Work to do — Print the records below exactly as they appear.

(Dataset listings of figures)
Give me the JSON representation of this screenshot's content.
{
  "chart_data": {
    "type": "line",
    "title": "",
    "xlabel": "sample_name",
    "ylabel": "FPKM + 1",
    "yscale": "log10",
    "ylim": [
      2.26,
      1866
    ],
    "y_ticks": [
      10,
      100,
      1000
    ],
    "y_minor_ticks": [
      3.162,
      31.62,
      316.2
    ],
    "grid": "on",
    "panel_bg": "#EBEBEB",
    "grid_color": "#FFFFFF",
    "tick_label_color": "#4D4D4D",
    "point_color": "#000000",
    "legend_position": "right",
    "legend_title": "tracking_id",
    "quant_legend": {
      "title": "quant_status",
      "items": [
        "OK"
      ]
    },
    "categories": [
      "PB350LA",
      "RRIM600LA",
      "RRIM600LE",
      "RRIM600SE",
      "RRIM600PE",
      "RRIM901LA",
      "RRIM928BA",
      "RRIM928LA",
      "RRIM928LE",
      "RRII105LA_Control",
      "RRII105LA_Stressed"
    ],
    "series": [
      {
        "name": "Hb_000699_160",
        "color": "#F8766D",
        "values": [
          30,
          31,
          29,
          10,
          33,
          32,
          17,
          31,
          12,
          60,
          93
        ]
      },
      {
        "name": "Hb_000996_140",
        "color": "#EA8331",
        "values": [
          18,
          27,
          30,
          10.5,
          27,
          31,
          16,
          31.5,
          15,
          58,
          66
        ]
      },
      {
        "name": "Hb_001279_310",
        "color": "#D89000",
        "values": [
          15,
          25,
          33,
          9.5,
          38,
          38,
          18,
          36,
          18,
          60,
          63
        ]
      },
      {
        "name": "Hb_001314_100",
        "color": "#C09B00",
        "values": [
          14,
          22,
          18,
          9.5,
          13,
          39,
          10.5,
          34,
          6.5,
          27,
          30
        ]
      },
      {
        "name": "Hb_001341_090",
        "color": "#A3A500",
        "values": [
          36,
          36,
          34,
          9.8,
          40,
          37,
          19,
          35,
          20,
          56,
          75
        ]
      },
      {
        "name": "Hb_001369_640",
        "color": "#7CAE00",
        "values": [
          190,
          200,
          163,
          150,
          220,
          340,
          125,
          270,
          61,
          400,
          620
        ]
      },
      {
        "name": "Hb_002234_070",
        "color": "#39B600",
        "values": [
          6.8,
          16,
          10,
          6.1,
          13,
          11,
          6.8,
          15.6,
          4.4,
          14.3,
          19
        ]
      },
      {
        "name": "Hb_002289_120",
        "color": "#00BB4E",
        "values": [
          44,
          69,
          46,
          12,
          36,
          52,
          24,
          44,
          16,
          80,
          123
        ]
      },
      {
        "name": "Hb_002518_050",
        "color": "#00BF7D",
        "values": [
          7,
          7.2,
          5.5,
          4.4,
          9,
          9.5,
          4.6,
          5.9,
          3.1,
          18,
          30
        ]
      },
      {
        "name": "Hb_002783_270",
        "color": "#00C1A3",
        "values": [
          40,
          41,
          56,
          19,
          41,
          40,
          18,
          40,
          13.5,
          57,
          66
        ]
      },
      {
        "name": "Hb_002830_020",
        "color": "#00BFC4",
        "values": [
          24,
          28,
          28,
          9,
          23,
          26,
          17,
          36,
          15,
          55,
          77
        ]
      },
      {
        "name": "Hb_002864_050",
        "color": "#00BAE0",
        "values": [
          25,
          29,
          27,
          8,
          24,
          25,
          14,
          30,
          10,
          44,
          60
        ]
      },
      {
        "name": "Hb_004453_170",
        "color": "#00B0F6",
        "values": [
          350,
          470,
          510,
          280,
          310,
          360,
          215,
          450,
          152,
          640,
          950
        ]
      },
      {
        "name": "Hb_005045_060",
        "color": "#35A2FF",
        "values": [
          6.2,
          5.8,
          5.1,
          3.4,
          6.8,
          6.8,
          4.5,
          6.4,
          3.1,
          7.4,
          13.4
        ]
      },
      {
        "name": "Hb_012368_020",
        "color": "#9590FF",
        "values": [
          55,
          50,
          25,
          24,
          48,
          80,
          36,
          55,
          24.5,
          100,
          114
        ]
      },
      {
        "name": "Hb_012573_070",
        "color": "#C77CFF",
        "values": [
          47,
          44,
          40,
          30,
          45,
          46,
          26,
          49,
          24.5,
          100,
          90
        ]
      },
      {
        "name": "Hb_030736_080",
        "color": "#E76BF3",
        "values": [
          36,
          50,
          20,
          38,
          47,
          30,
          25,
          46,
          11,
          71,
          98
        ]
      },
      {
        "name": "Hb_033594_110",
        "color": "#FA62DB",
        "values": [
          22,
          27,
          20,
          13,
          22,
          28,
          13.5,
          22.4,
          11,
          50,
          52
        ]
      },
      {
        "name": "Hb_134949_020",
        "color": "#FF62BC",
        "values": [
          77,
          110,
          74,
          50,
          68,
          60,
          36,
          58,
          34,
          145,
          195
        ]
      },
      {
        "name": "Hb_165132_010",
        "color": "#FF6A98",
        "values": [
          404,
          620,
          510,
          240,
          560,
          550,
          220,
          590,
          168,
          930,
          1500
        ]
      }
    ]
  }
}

Exercise result —
Give me the JSON representation of this screenshot's content.
{
  "chart_data": {
    "type": "line",
    "title": "",
    "xlabel": "sample_name",
    "ylabel": "FPKM + 1",
    "yscale": "log10",
    "ylim": [
      2.26,
      1866
    ],
    "y_ticks": [
      10,
      100,
      1000
    ],
    "y_minor_ticks": [
      3.162,
      31.62,
      316.2
    ],
    "grid": "on",
    "panel_bg": "#EBEBEB",
    "grid_color": "#FFFFFF",
    "tick_label_color": "#4D4D4D",
    "point_color": "#000000",
    "legend_position": "right",
    "legend_title": "tracking_id",
    "quant_legend": {
      "title": "quant_status",
      "items": [
        "OK"
      ]
    },
    "categories": [
      "PB350LA",
      "RRIM600LA",
      "RRIM600LE",
      "RRIM600SE",
      "RRIM600PE",
      "RRIM901LA",
      "RRIM928BA",
      "RRIM928LA",
      "RRIM928LE",
      "RRII105LA_Control",
      "RRII105LA_Stressed"
    ],
    "series": [
      {
        "name": "Hb_000699_160",
        "color": "#F8766D",
        "values": [
          30,
          31,
          29,
          10,
          33,
          32,
          17,
          31,
          12,
          60,
          93
        ]
      },
      {
        "name": "Hb_000996_140",
        "color": "#EA8331",
        "values": [
          18,
          27,
          30,
          10.5,
          27,
          31,
          16,
          31.5,
          15,
          58,
          66
        ]
      },
      {
        "name": "Hb_001279_310",
        "color": "#D89000",
        "values": [
          15,
          25,
          33,
          9.5,
          38,
          38,
          18,
          36,
          18,
          60,
          63
        ]
      },
      {
        "name": "Hb_001314_100",
        "color": "#C09B00",
        "values": [
          14,
          22,
          18,
          9.5,
          13,
          39,
          10.5,
          34,
          6.5,
          27,
          30
        ]
      },
      {
        "name": "Hb_001341_090",
        "color": "#A3A500",
        "values": [
          36,
          36,
          34,
          9.8,
          40,
          37,
          19,
          35,
          20,
          56,
          75
        ]
      },
      {
        "name": "Hb_001369_640",
        "color": "#7CAE00",
        "values": [
          190,
          200,
          163,
          150,
          220,
          340,
          125,
          270,
          61,
          400,
          620
        ]
      },
      {
        "name": "Hb_002234_070",
        "color": "#39B600",
        "values": [
          6.8,
          16,
          10,
          6.1,
          13,
          11,
          6.8,
          15.6,
          4.4,
          14.3,
          19
        ]
      },
      {
        "name": "Hb_002289_120",
        "color": "#00BB4E",
        "values": [
          44,
          69,
          46,
          12,
          36,
          52,
          24,
          44,
          16,
          80,
          123
        ]
      },
      {
        "name": "Hb_002518_050",
        "color": "#00BF7D",
        "values": [
          7,
          7.2,
          5.5,
          4.4,
          9,
          9.5,
          4.6,
          5.9,
          3.1,
          18,
          30
        ]
      },
      {
        "name": "Hb_002783_270",
        "color": "#00C1A3",
        "values": [
          40,
          41,
          56,
          19,
          41,
          40,
          18,
          40,
          13.5,
          57,
          66
        ]
      },
      {
        "name": "Hb_002830_020",
        "color": "#00BFC4",
        "values": [
          24,
          28,
          28,
          9,
          23,
          26,
          17,
          36,
          15,
          55,
          77
        ]
      },
      {
        "name": "Hb_002864_050",
        "color": "#00BAE0",
        "values": [
          25,
          29,
          27,
          8,
          24,
          25,
          14,
          30,
          10,
          44,
          60
        ]
      },
      {
        "name": "Hb_004453_170",
        "color": "#00B0F6",
        "values": [
          350,
          470,
          510,
          280,
          310,
          360,
          215,
          450,
          152,
          640,
          950
        ]
      },
      {
        "name": "Hb_005045_060",
        "color": "#35A2FF",
        "values": [
          6.2,
          5.8,
          5.1,
          3.4,
          6.8,
          6.8,
          4.5,
          6.4,
          3.1,
          7.4,
          13.4
        ]
      },
      {
        "name": "Hb_012368_020",
        "color": "#9590FF",
        "values": [
          55,
          50,
          25,
          24,
          48,
          80,
          36,
          55,
          24.5,
          100,
          114
        ]
      },
      {
        "name": "Hb_012573_070",
        "color": "#C77CFF",
        "values": [
          47,
          44,
          40,
          30,
          45,
          46,
          26,
          49,
          24.5,
          100,
          90
        ]
      },
      {
        "name": "Hb_030736_080",
        "color": "#E76BF3",
        "values": [
          36,
          50,
          20,
          38,
          47,
          30,
          25,
          46,
          11,
          71,
          98
        ]
      },
      {
        "name": "Hb_033594_110",
        "color": "#FA62DB",
        "values": [
          22,
          27,
          20,
          13,
          22,
          28,
          13.5,
          22.4,
          11,
          50,
          52
        ]
      },
      {
        "name": "Hb_134949_020",
        "color": "#FF62BC",
        "values": [
          77,
          110,
          74,
          50,
          68,
          60,
          36,
          58,
          34,
          145,
          195
        ]
      },
      {
        "name": "Hb_165132_010",
        "color": "#FF6A98",
        "values": [
          404,
          620,
          510,
          240,
          560,
          550,
          220,
          590,
          168,
          930,
          1500
        ]
      }
    ]
  }
}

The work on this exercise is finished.